» DATA TO USE
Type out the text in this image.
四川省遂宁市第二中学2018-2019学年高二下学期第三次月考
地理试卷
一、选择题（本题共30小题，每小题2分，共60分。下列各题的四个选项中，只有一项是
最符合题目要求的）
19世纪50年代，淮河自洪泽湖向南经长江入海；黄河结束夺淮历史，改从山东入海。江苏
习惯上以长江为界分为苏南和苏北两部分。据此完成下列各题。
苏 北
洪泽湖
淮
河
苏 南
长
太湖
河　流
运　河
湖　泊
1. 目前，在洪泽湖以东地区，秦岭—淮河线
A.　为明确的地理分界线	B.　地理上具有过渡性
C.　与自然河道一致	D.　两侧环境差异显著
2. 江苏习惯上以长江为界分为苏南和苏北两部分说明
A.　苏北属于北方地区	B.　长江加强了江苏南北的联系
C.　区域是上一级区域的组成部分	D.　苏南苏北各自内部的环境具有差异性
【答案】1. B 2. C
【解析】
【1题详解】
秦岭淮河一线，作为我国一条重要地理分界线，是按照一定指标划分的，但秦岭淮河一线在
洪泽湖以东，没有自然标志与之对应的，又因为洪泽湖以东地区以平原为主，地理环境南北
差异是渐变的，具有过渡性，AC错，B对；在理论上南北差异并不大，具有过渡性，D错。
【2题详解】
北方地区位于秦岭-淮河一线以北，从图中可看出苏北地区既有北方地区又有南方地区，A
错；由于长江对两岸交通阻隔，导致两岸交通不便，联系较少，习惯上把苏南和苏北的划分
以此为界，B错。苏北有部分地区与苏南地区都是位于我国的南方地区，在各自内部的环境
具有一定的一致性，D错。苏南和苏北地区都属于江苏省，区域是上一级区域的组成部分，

» OBJECTIVE
Output the listing above without altering a single character.

» SOLUTION BELOW
Type out the text in this image.
四川省遂宁市第二中学2018-2019学年高二下学期第三次月考
地理试卷
一、选择题（本题共30小题，每小题2分，共60分。下列各题的四个选项中，只有一项是
最符合题目要求的）
19世纪50年代，淮河自洪泽湖向南经长江入海；黄河结束夺淮历史，改从山东入海。江苏
习惯上以长江为界分为苏南和苏北两部分。据此完成下列各题。
苏 北
洪泽湖
淮
河
苏 南
长
太湖
河　流
运　河
湖　泊
1. 目前，在洪泽湖以东地区，秦岭—淮河线
A.　为明确的地理分界线	B.　地理上具有过渡性
C.　与自然河道一致	D.　两侧环境差异显著
2. 江苏习惯上以长江为界分为苏南和苏北两部分说明
A.　苏北属于北方地区	B.　长江加强了江苏南北的联系
C.　区域是上一级区域的组成部分	D.　苏南苏北各自内部的环境具有差异性
【答案】1. B 2. C
【解析】
【1题详解】
秦岭淮河一线，作为我国一条重要地理分界线，是按照一定指标划分的，但秦岭淮河一线在
洪泽湖以东，没有自然标志与之对应的，又因为洪泽湖以东地区以平原为主，地理环境南北
差异是渐变的，具有过渡性，AC错，B对；在理论上南北差异并不大，具有过渡性，D错。
【2题详解】
北方地区位于秦岭-淮河一线以北，从图中可看出苏北地区既有北方地区又有南方地区，A
错；由于长江对两岸交通阻隔，导致两岸交通不便，联系较少，习惯上把苏南和苏北的划分
以此为界，B错。苏北有部分地区与苏南地区都是位于我国的南方地区，在各自内部的环境
具有一定的一致性，D错。苏南和苏北地区都属于江苏省，区域是上一级区域的组成部分，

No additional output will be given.